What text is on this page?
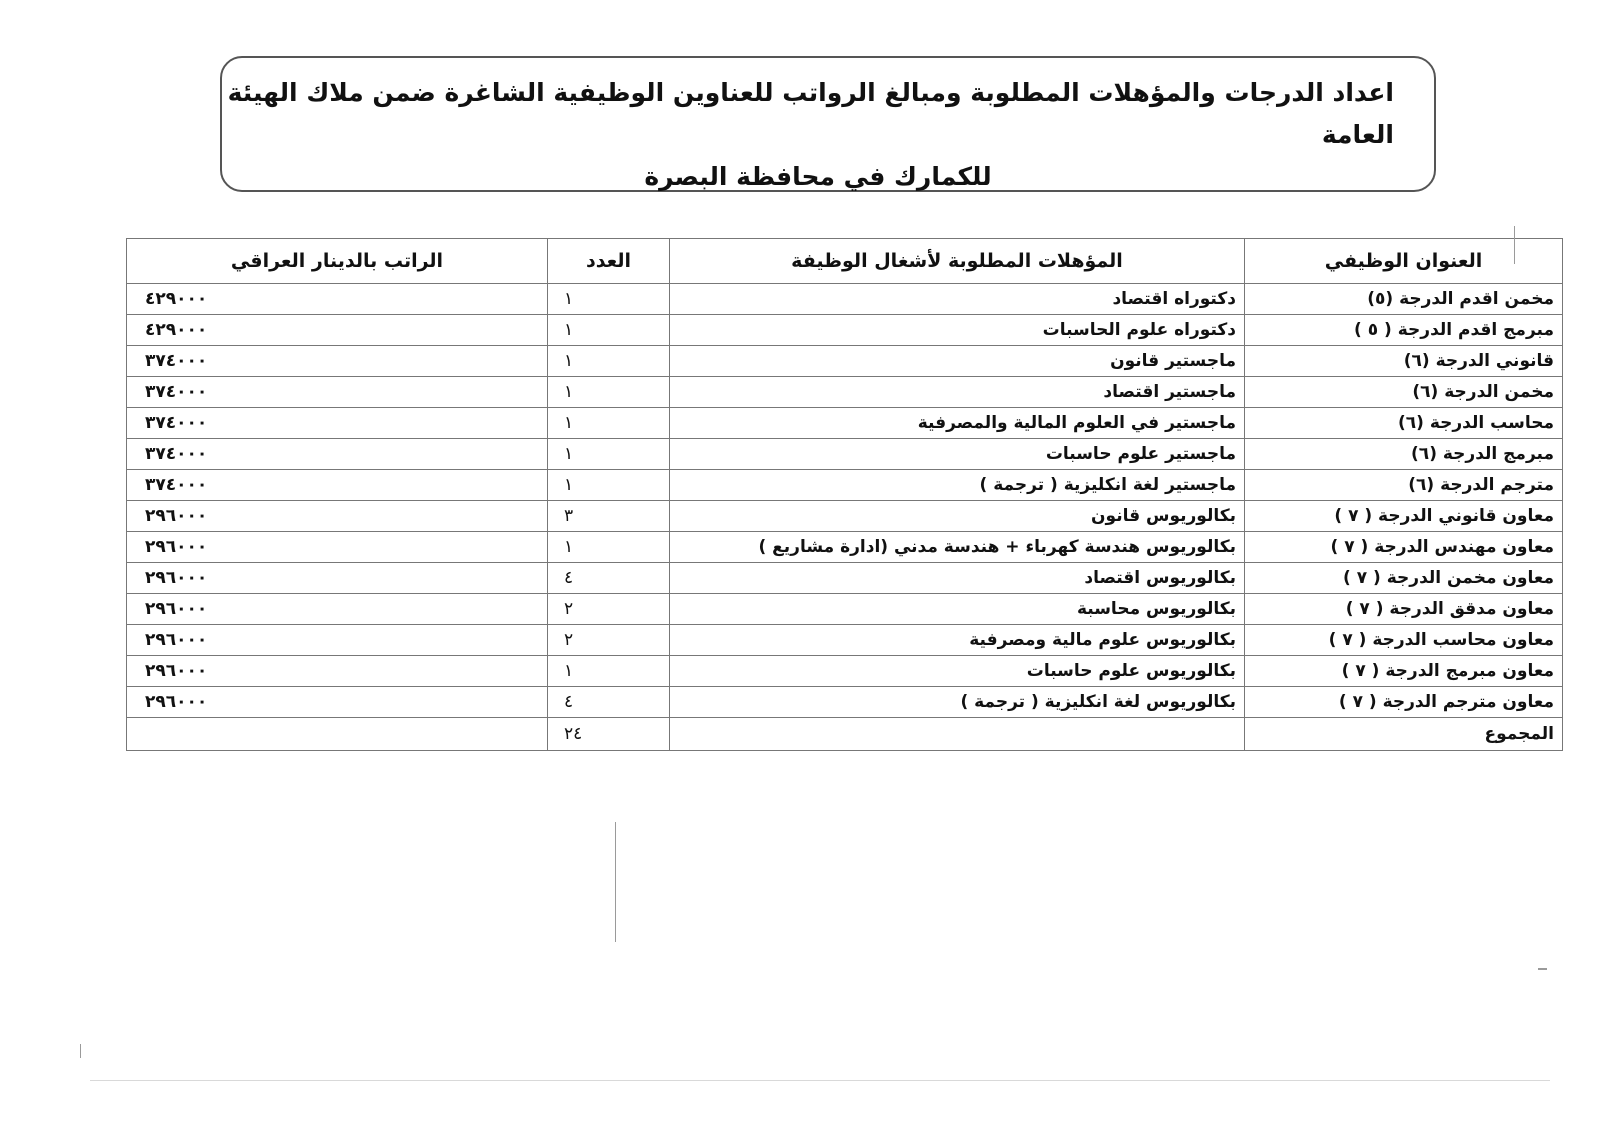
اعداد الدرجات والمؤهلات المطلوبة ومبالغ الرواتب للعناوين الوظيفية الشاغرة ضمن ملاك الهيئة العامة
للكمارك في محافظة البصرة
العنوان الوظيفي	المؤهلات المطلوبة لأشغال الوظيفة	العدد	الراتب بالدينار العراقي
مخمن اقدم الدرجة (٥)	دكتوراه اقتصاد	١	٤٢٩٠٠٠
مبرمج اقدم الدرجة ( ٥ )	دكتوراه علوم الحاسبات	١	٤٢٩٠٠٠
قانوني الدرجة (٦)	ماجستير قانون	١	٣٧٤٠٠٠
مخمن الدرجة (٦)	ماجستير اقتصاد	١	٣٧٤٠٠٠
محاسب الدرجة (٦)	ماجستير في العلوم المالية والمصرفية	١	٣٧٤٠٠٠
مبرمج الدرجة (٦)	ماجستير علوم حاسبات	١	٣٧٤٠٠٠
مترجم الدرجة (٦)	ماجستير لغة انكليزية ( ترجمة )	١	٣٧٤٠٠٠
معاون قانوني الدرجة ( ٧ )	بكالوريوس قانون	٣	٢٩٦٠٠٠
معاون مهندس الدرجة ( ٧ )	بكالوريوس هندسة كهرباء + هندسة مدني (ادارة مشاريع )	١	٢٩٦٠٠٠
معاون مخمن الدرجة ( ٧ )	بكالوريوس اقتصاد	٤	٢٩٦٠٠٠
معاون مدقق الدرجة ( ٧ )	بكالوريوس محاسبة	٢	٢٩٦٠٠٠
معاون محاسب الدرجة ( ٧ )	بكالوريوس علوم مالية ومصرفية	٢	٢٩٦٠٠٠
معاون مبرمج الدرجة ( ٧ )	بكالوريوس علوم حاسبات	١	٢٩٦٠٠٠
معاون مترجم الدرجة ( ٧ )	بكالوريوس لغة انكليزية ( ترجمة )	٤	٢٩٦٠٠٠
المجموع		٢٤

┄┄┄┄┄┄┄┄┄┄

- Goal of the exercise: How many lines of these entries contain "مخمن"? Answer with the number and nothing else.

- Correct output: 3